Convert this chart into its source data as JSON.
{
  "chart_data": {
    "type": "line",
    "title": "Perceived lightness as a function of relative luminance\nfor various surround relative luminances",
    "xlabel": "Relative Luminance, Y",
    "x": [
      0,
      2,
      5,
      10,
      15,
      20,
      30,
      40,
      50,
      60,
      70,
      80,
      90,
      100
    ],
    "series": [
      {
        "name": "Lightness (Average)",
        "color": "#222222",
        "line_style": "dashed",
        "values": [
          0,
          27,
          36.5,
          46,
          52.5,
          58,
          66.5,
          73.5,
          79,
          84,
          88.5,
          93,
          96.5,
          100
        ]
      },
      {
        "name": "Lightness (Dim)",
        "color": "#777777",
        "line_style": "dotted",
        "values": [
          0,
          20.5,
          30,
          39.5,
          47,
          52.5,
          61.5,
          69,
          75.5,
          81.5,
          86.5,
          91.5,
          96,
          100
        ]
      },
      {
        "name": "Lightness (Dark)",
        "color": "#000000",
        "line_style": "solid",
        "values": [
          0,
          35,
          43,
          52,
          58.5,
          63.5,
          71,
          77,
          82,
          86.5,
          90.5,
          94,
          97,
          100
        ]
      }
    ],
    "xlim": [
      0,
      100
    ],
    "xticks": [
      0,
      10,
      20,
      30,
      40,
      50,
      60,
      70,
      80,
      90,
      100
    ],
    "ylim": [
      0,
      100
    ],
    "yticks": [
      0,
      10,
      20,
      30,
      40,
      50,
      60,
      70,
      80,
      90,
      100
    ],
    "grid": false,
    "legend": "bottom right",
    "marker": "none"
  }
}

________________

SHORT TASK |
Return the full listing, character for character.

RESULT OF THE EXERCISE |
Convert this chart into its source data as JSON.
{
  "chart_data": {
    "type": "line",
    "title": "Perceived lightness as a function of relative luminance\nfor various surround relative luminances",
    "xlabel": "Relative Luminance, Y",
    "x": [
      0,
      2,
      5,
      10,
      15,
      20,
      30,
      40,
      50,
      60,
      70,
      80,
      90,
      100
    ],
    "series": [
      {
        "name": "Lightness (Average)",
        "color": "#222222",
        "line_style": "dashed",
        "values": [
          0,
          27,
          36.5,
          46,
          52.5,
          58,
          66.5,
          73.5,
          79,
          84,
          88.5,
          93,
          96.5,
          100
        ]
      },
      {
        "name": "Lightness (Dim)",
        "color": "#777777",
        "line_style": "dotted",
        "values": [
          0,
          20.5,
          30,
          39.5,
          47,
          52.5,
          61.5,
          69,
          75.5,
          81.5,
          86.5,
          91.5,
          96,
          100
        ]
      },
      {
        "name": "Lightness (Dark)",
        "color": "#000000",
        "line_style": "solid",
        "values": [
          0,
          35,
          43,
          52,
          58.5,
          63.5,
          71,
          77,
          82,
          86.5,
          90.5,
          94,
          97,
          100
        ]
      }
    ],
    "xlim": [
      0,
      100
    ],
    "xticks": [
      0,
      10,
      20,
      30,
      40,
      50,
      60,
      70,
      80,
      90,
      100
    ],
    "ylim": [
      0,
      100
    ],
    "yticks": [
      0,
      10,
      20,
      30,
      40,
      50,
      60,
      70,
      80,
      90,
      100
    ],
    "grid": false,
    "legend": "bottom right",
    "marker": "none"
  }
}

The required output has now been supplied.